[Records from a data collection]
■ ■ ■

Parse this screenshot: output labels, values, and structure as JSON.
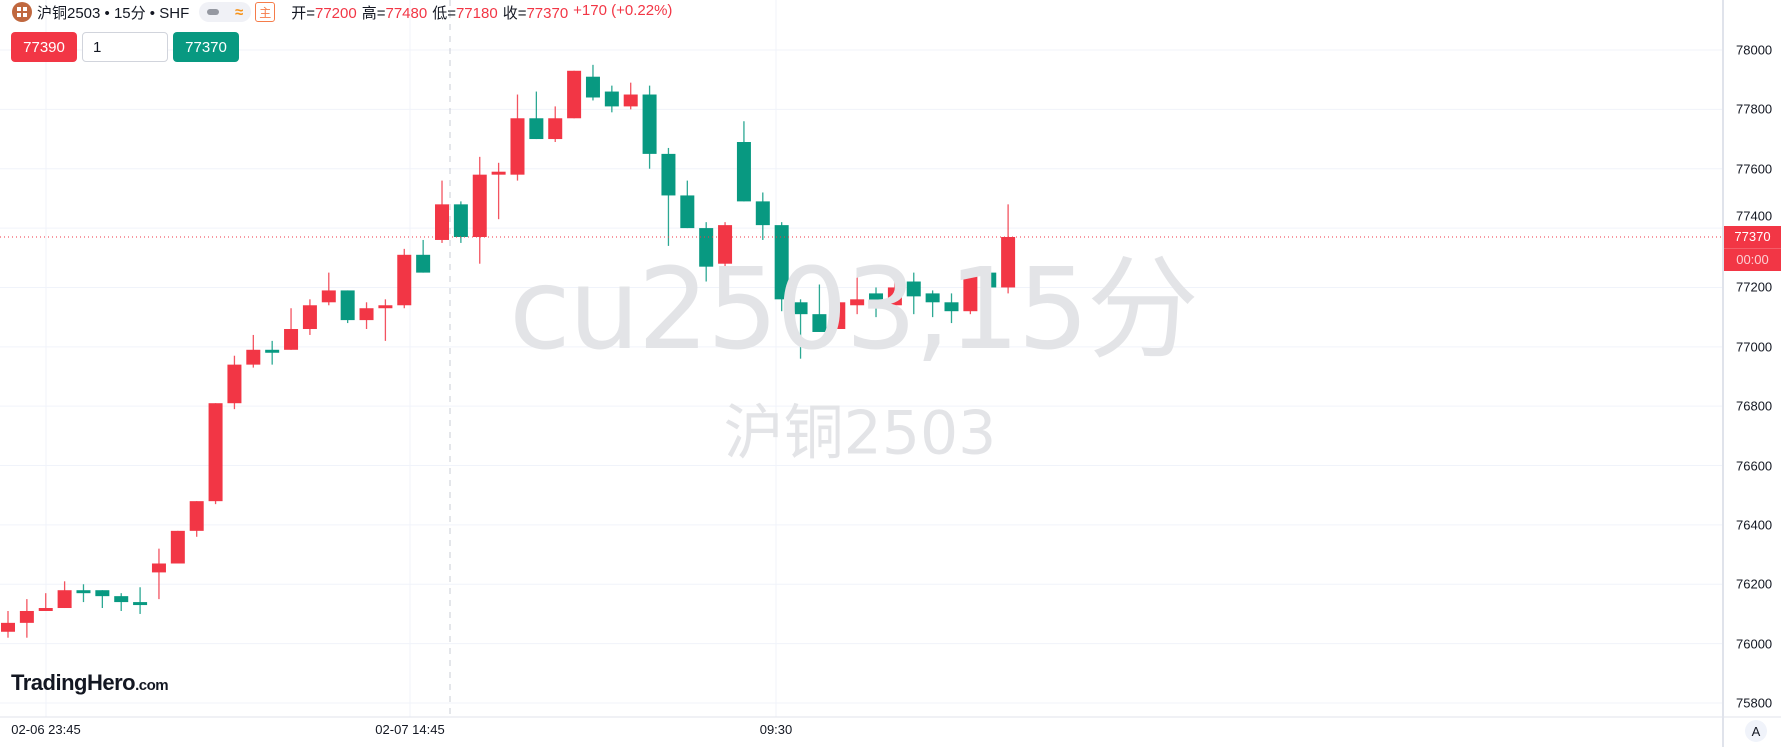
{
  "header": {
    "symbol_title": "沪铜2503 • 15分 • SHF",
    "main_label": "主",
    "ohlc": [
      {
        "label": "开=",
        "value": "77200"
      },
      {
        "label": "高=",
        "value": "77480"
      },
      {
        "label": "低=",
        "value": "77180"
      },
      {
        "label": "收=",
        "value": "77370"
      }
    ],
    "change": "+170 (+0.22%)"
  },
  "order_panel": {
    "sell_price": "77390",
    "quantity": "1",
    "buy_price": "77370"
  },
  "watermark": {
    "line1": "cu2503,15分",
    "line2": "沪铜2503"
  },
  "price_tag": {
    "price": "77370",
    "countdown": "00:00"
  },
  "auto_scale_label": "A",
  "logo": {
    "name": "TradingHero",
    "suffix": ".com"
  },
  "colors": {
    "up": "#F23645",
    "down": "#089981",
    "grid": "#F0F3FA"
  },
  "chart_data": {
    "type": "candlestick",
    "ylim": [
      75800,
      78000
    ],
    "y_ticks": [
      "78000",
      "77800",
      "77600",
      "77400",
      "77200",
      "77000",
      "76800",
      "76600",
      "76400",
      "76200",
      "76000",
      "75800"
    ],
    "x_ticks": [
      "02-06 23:45",
      "02-07 14:45",
      "09:30"
    ],
    "grid": true,
    "last_price": 77370,
    "candles": [
      {
        "o": 76040,
        "h": 76110,
        "l": 76020,
        "c": 76070
      },
      {
        "o": 76070,
        "h": 76150,
        "l": 76020,
        "c": 76110
      },
      {
        "o": 76110,
        "h": 76170,
        "l": 76110,
        "c": 76120
      },
      {
        "o": 76120,
        "h": 76210,
        "l": 76120,
        "c": 76180
      },
      {
        "o": 76180,
        "h": 76200,
        "l": 76140,
        "c": 76170
      },
      {
        "o": 76180,
        "h": 76180,
        "l": 76120,
        "c": 76160
      },
      {
        "o": 76160,
        "h": 76170,
        "l": 76110,
        "c": 76140
      },
      {
        "o": 76140,
        "h": 76190,
        "l": 76100,
        "c": 76130
      },
      {
        "o": 76240,
        "h": 76320,
        "l": 76150,
        "c": 76270
      },
      {
        "o": 76270,
        "h": 76380,
        "l": 76270,
        "c": 76380
      },
      {
        "o": 76380,
        "h": 76480,
        "l": 76360,
        "c": 76480
      },
      {
        "o": 76480,
        "h": 76810,
        "l": 76470,
        "c": 76810
      },
      {
        "o": 76810,
        "h": 76970,
        "l": 76790,
        "c": 76940
      },
      {
        "o": 76940,
        "h": 77040,
        "l": 76930,
        "c": 76990
      },
      {
        "o": 76990,
        "h": 77020,
        "l": 76940,
        "c": 76980
      },
      {
        "o": 76990,
        "h": 77130,
        "l": 76990,
        "c": 77060
      },
      {
        "o": 77060,
        "h": 77160,
        "l": 77040,
        "c": 77140
      },
      {
        "o": 77150,
        "h": 77250,
        "l": 77140,
        "c": 77190
      },
      {
        "o": 77190,
        "h": 77190,
        "l": 77080,
        "c": 77090
      },
      {
        "o": 77090,
        "h": 77150,
        "l": 77060,
        "c": 77130
      },
      {
        "o": 77130,
        "h": 77160,
        "l": 77020,
        "c": 77140
      },
      {
        "o": 77140,
        "h": 77330,
        "l": 77130,
        "c": 77310
      },
      {
        "o": 77310,
        "h": 77360,
        "l": 77250,
        "c": 77250
      },
      {
        "o": 77360,
        "h": 77560,
        "l": 77350,
        "c": 77480
      },
      {
        "o": 77480,
        "h": 77490,
        "l": 77350,
        "c": 77370
      },
      {
        "o": 77370,
        "h": 77640,
        "l": 77280,
        "c": 77580
      },
      {
        "o": 77580,
        "h": 77620,
        "l": 77430,
        "c": 77590
      },
      {
        "o": 77580,
        "h": 77850,
        "l": 77560,
        "c": 77770
      },
      {
        "o": 77770,
        "h": 77860,
        "l": 77700,
        "c": 77700
      },
      {
        "o": 77700,
        "h": 77810,
        "l": 77690,
        "c": 77770
      },
      {
        "o": 77770,
        "h": 77930,
        "l": 77770,
        "c": 77930
      },
      {
        "o": 77910,
        "h": 77950,
        "l": 77830,
        "c": 77840
      },
      {
        "o": 77860,
        "h": 77880,
        "l": 77790,
        "c": 77810
      },
      {
        "o": 77810,
        "h": 77890,
        "l": 77800,
        "c": 77850
      },
      {
        "o": 77850,
        "h": 77880,
        "l": 77600,
        "c": 77650
      },
      {
        "o": 77650,
        "h": 77670,
        "l": 77340,
        "c": 77510
      },
      {
        "o": 77510,
        "h": 77560,
        "l": 77400,
        "c": 77400
      },
      {
        "o": 77400,
        "h": 77420,
        "l": 77220,
        "c": 77270
      },
      {
        "o": 77280,
        "h": 77420,
        "l": 77260,
        "c": 77410
      },
      {
        "o": 77690,
        "h": 77760,
        "l": 77490,
        "c": 77490
      },
      {
        "o": 77490,
        "h": 77520,
        "l": 77360,
        "c": 77410
      },
      {
        "o": 77410,
        "h": 77420,
        "l": 77120,
        "c": 77160
      },
      {
        "o": 77150,
        "h": 77160,
        "l": 76960,
        "c": 77110
      },
      {
        "o": 77110,
        "h": 77210,
        "l": 77050,
        "c": 77050
      },
      {
        "o": 77060,
        "h": 77160,
        "l": 77060,
        "c": 77150
      },
      {
        "o": 77140,
        "h": 77250,
        "l": 77110,
        "c": 77160
      },
      {
        "o": 77180,
        "h": 77200,
        "l": 77100,
        "c": 77140
      },
      {
        "o": 77140,
        "h": 77240,
        "l": 77110,
        "c": 77200
      },
      {
        "o": 77220,
        "h": 77250,
        "l": 77110,
        "c": 77170
      },
      {
        "o": 77180,
        "h": 77190,
        "l": 77100,
        "c": 77150
      },
      {
        "o": 77150,
        "h": 77180,
        "l": 77080,
        "c": 77120
      },
      {
        "o": 77120,
        "h": 77250,
        "l": 77110,
        "c": 77250
      },
      {
        "o": 77250,
        "h": 77250,
        "l": 77140,
        "c": 77200
      },
      {
        "o": 77200,
        "h": 77480,
        "l": 77180,
        "c": 77370
      }
    ]
  }
}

■ ■ ■

● Aim of the exercise
Pictures stay out; reproduce every line of the records exactly.

● Solution to the exercise
Parse this screenshot: output labels, values, and structure as JSON.
{
  "header": {
    "symbol_title": "沪铜2503 • 15分 • SHF",
    "main_label": "主",
    "ohlc": [
      {
        "label": "开=",
        "value": "77200"
      },
      {
        "label": "高=",
        "value": "77480"
      },
      {
        "label": "低=",
        "value": "77180"
      },
      {
        "label": "收=",
        "value": "77370"
      }
    ],
    "change": "+170 (+0.22%)"
  },
  "order_panel": {
    "sell_price": "77390",
    "quantity": "1",
    "buy_price": "77370"
  },
  "watermark": {
    "line1": "cu2503,15分",
    "line2": "沪铜2503"
  },
  "price_tag": {
    "price": "77370",
    "countdown": "00:00"
  },
  "auto_scale_label": "A",
  "logo": {
    "name": "TradingHero",
    "suffix": ".com"
  },
  "colors": {
    "up": "#F23645",
    "down": "#089981",
    "grid": "#F0F3FA"
  },
  "chart_data": {
    "type": "candlestick",
    "ylim": [
      75800,
      78000
    ],
    "y_ticks": [
      "78000",
      "77800",
      "77600",
      "77400",
      "77200",
      "77000",
      "76800",
      "76600",
      "76400",
      "76200",
      "76000",
      "75800"
    ],
    "x_ticks": [
      "02-06 23:45",
      "02-07 14:45",
      "09:30"
    ],
    "grid": true,
    "last_price": 77370,
    "candles": [
      {
        "o": 76040,
        "h": 76110,
        "l": 76020,
        "c": 76070
      },
      {
        "o": 76070,
        "h": 76150,
        "l": 76020,
        "c": 76110
      },
      {
        "o": 76110,
        "h": 76170,
        "l": 76110,
        "c": 76120
      },
      {
        "o": 76120,
        "h": 76210,
        "l": 76120,
        "c": 76180
      },
      {
        "o": 76180,
        "h": 76200,
        "l": 76140,
        "c": 76170
      },
      {
        "o": 76180,
        "h": 76180,
        "l": 76120,
        "c": 76160
      },
      {
        "o": 76160,
        "h": 76170,
        "l": 76110,
        "c": 76140
      },
      {
        "o": 76140,
        "h": 76190,
        "l": 76100,
        "c": 76130
      },
      {
        "o": 76240,
        "h": 76320,
        "l": 76150,
        "c": 76270
      },
      {
        "o": 76270,
        "h": 76380,
        "l": 76270,
        "c": 76380
      },
      {
        "o": 76380,
        "h": 76480,
        "l": 76360,
        "c": 76480
      },
      {
        "o": 76480,
        "h": 76810,
        "l": 76470,
        "c": 76810
      },
      {
        "o": 76810,
        "h": 76970,
        "l": 76790,
        "c": 76940
      },
      {
        "o": 76940,
        "h": 77040,
        "l": 76930,
        "c": 76990
      },
      {
        "o": 76990,
        "h": 77020,
        "l": 76940,
        "c": 76980
      },
      {
        "o": 76990,
        "h": 77130,
        "l": 76990,
        "c": 77060
      },
      {
        "o": 77060,
        "h": 77160,
        "l": 77040,
        "c": 77140
      },
      {
        "o": 77150,
        "h": 77250,
        "l": 77140,
        "c": 77190
      },
      {
        "o": 77190,
        "h": 77190,
        "l": 77080,
        "c": 77090
      },
      {
        "o": 77090,
        "h": 77150,
        "l": 77060,
        "c": 77130
      },
      {
        "o": 77130,
        "h": 77160,
        "l": 77020,
        "c": 77140
      },
      {
        "o": 77140,
        "h": 77330,
        "l": 77130,
        "c": 77310
      },
      {
        "o": 77310,
        "h": 77360,
        "l": 77250,
        "c": 77250
      },
      {
        "o": 77360,
        "h": 77560,
        "l": 77350,
        "c": 77480
      },
      {
        "o": 77480,
        "h": 77490,
        "l": 77350,
        "c": 77370
      },
      {
        "o": 77370,
        "h": 77640,
        "l": 77280,
        "c": 77580
      },
      {
        "o": 77580,
        "h": 77620,
        "l": 77430,
        "c": 77590
      },
      {
        "o": 77580,
        "h": 77850,
        "l": 77560,
        "c": 77770
      },
      {
        "o": 77770,
        "h": 77860,
        "l": 77700,
        "c": 77700
      },
      {
        "o": 77700,
        "h": 77810,
        "l": 77690,
        "c": 77770
      },
      {
        "o": 77770,
        "h": 77930,
        "l": 77770,
        "c": 77930
      },
      {
        "o": 77910,
        "h": 77950,
        "l": 77830,
        "c": 77840
      },
      {
        "o": 77860,
        "h": 77880,
        "l": 77790,
        "c": 77810
      },
      {
        "o": 77810,
        "h": 77890,
        "l": 77800,
        "c": 77850
      },
      {
        "o": 77850,
        "h": 77880,
        "l": 77600,
        "c": 77650
      },
      {
        "o": 77650,
        "h": 77670,
        "l": 77340,
        "c": 77510
      },
      {
        "o": 77510,
        "h": 77560,
        "l": 77400,
        "c": 77400
      },
      {
        "o": 77400,
        "h": 77420,
        "l": 77220,
        "c": 77270
      },
      {
        "o": 77280,
        "h": 77420,
        "l": 77260,
        "c": 77410
      },
      {
        "o": 77690,
        "h": 77760,
        "l": 77490,
        "c": 77490
      },
      {
        "o": 77490,
        "h": 77520,
        "l": 77360,
        "c": 77410
      },
      {
        "o": 77410,
        "h": 77420,
        "l": 77120,
        "c": 77160
      },
      {
        "o": 77150,
        "h": 77160,
        "l": 76960,
        "c": 77110
      },
      {
        "o": 77110,
        "h": 77210,
        "l": 77050,
        "c": 77050
      },
      {
        "o": 77060,
        "h": 77160,
        "l": 77060,
        "c": 77150
      },
      {
        "o": 77140,
        "h": 77250,
        "l": 77110,
        "c": 77160
      },
      {
        "o": 77180,
        "h": 77200,
        "l": 77100,
        "c": 77140
      },
      {
        "o": 77140,
        "h": 77240,
        "l": 77110,
        "c": 77200
      },
      {
        "o": 77220,
        "h": 77250,
        "l": 77110,
        "c": 77170
      },
      {
        "o": 77180,
        "h": 77190,
        "l": 77100,
        "c": 77150
      },
      {
        "o": 77150,
        "h": 77180,
        "l": 77080,
        "c": 77120
      },
      {
        "o": 77120,
        "h": 77250,
        "l": 77110,
        "c": 77250
      },
      {
        "o": 77250,
        "h": 77250,
        "l": 77140,
        "c": 77200
      },
      {
        "o": 77200,
        "h": 77480,
        "l": 77180,
        "c": 77370
      }
    ]
  }
}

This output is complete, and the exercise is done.